WHAT IS ASKED
Using the material that follows, identify and copy each line with the string "widest".

start

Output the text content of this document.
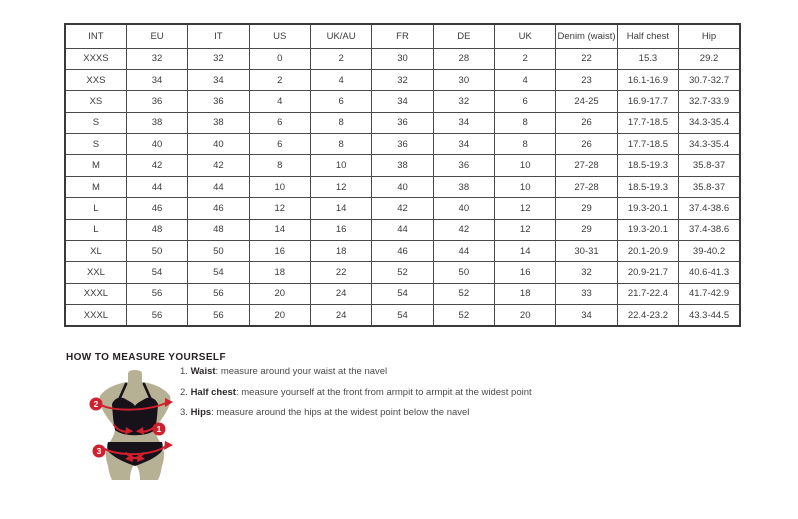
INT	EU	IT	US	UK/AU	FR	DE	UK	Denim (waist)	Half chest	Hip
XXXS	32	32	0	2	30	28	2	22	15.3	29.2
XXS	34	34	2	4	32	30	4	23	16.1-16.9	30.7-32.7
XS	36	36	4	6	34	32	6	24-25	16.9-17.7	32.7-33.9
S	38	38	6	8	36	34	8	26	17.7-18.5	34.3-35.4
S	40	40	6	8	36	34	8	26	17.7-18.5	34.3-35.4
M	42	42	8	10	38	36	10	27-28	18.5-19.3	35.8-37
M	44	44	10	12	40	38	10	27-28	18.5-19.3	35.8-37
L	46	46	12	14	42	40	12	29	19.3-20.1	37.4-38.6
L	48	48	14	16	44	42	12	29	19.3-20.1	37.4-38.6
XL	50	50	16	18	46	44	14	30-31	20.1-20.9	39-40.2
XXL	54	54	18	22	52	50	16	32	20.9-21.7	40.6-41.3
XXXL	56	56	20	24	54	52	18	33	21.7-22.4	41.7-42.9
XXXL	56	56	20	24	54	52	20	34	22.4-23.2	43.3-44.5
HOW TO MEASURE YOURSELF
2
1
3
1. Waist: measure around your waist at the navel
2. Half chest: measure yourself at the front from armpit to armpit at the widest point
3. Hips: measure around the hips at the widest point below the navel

end

OUTPUT
2. Half chest: measure yourself at the front from armpit to armpit at the widest point
3. Hips: measure around the hips at the widest point below the navel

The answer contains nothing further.